Your task is to repeat the entries exactly. Leave the pictures out.

**********

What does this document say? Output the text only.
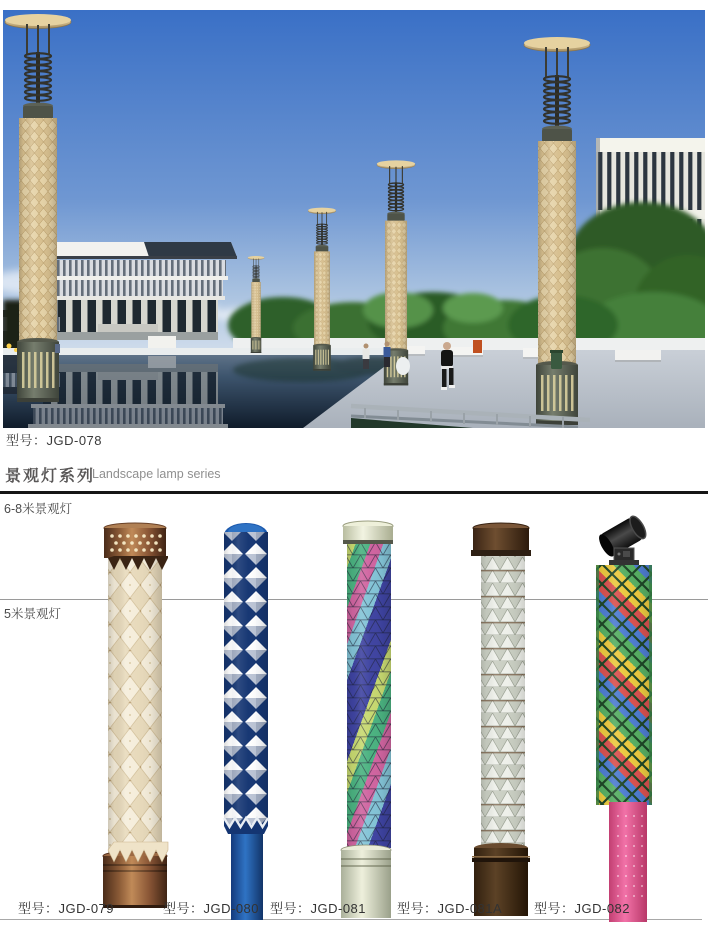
型号：JGD-078
景观灯系列
Landscape lamp series
6-8米景观灯
5米景观灯
型号：JGD-079	型号：JGD-080 型号：JGD-081 型号：JGD-081A 型号：JGD-082
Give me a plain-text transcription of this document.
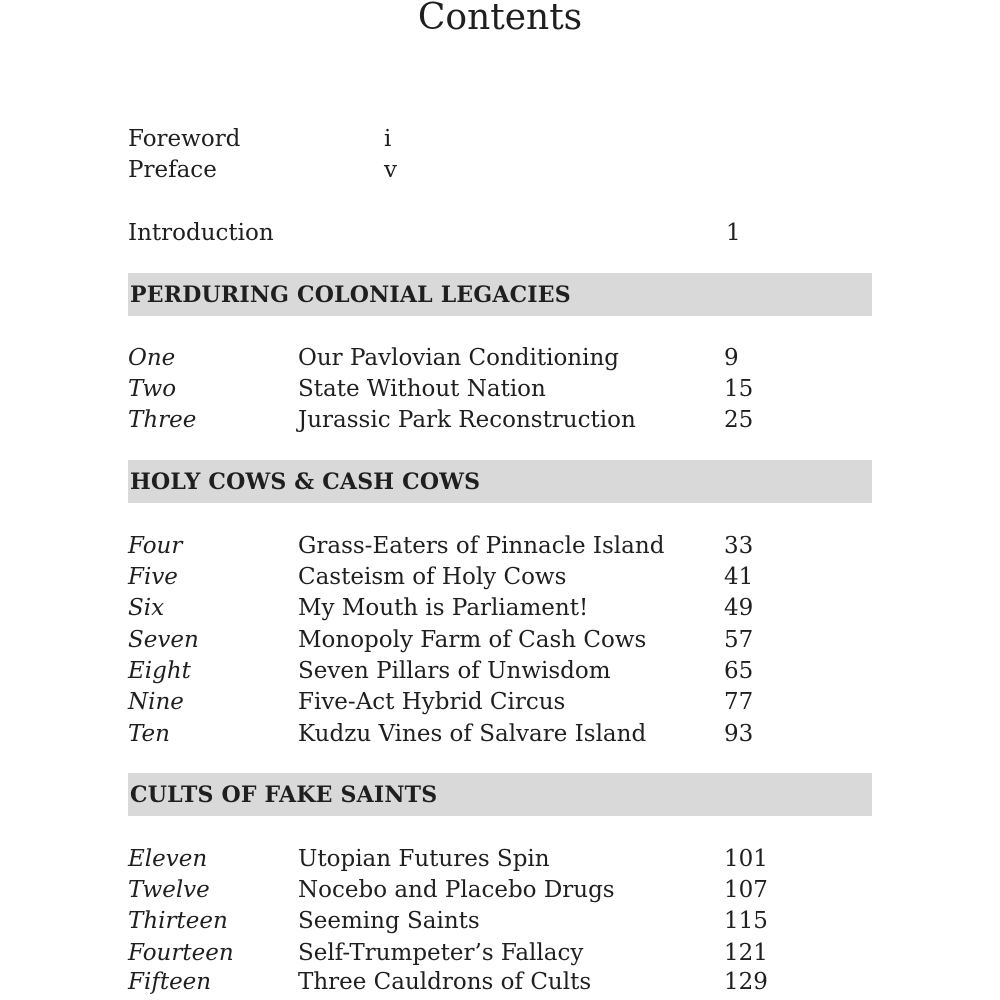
Contents
Foreword	i
Preface	v
Introduction	1
PERDURING COLONIAL LEGACIES
One	Our Pavlovian Conditioning	9
Two	State Without Nation	15
Three	Jurassic Park Reconstruction	25
HOLY COWS & CASH COWS
Four	Grass-Eaters of Pinnacle Island	33
Five	Casteism of Holy Cows	41
Six	My Mouth is Parliament!	49
Seven	Monopoly Farm of Cash Cows	57
Eight	Seven Pillars of Unwisdom	65
Nine	Five-Act Hybrid Circus	77
Ten	Kudzu Vines of Salvare Island	93
CULTS OF FAKE SAINTS
Eleven	Utopian Futures Spin	101
Twelve	Nocebo and Placebo Drugs	107
Thirteen	Seeming Saints	115
Fourteen	Self-Trumpeter’s Fallacy	121
Fifteen	Three Cauldrons of Cults	129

**********

# Worked answer:
What does this document say? Output the text only.
型号：JGD-078
景观灯系列
Landscape lamp series
6-8米景观灯
5米景观灯
型号：JGD-079	型号：JGD-080 型号：JGD-081 型号：JGD-081A 型号：JGD-082
Give me a plain-text transcription of this document.
Contents
Foreword	i
Preface	v
Introduction	1
PERDURING COLONIAL LEGACIES
One	Our Pavlovian Conditioning	9
Two	State Without Nation	15
Three	Jurassic Park Reconstruction	25
HOLY COWS & CASH COWS
Four	Grass-Eaters of Pinnacle Island	33
Five	Casteism of Holy Cows	41
Six	My Mouth is Parliament!	49
Seven	Monopoly Farm of Cash Cows	57
Eight	Seven Pillars of Unwisdom	65
Nine	Five-Act Hybrid Circus	77
Ten	Kudzu Vines of Salvare Island	93
CULTS OF FAKE SAINTS
Eleven	Utopian Futures Spin	101
Twelve	Nocebo and Placebo Drugs	107
Thirteen	Seeming Saints	115
Fourteen	Self-Trumpeter’s Fallacy	121
Fifteen	Three Cauldrons of Cults	129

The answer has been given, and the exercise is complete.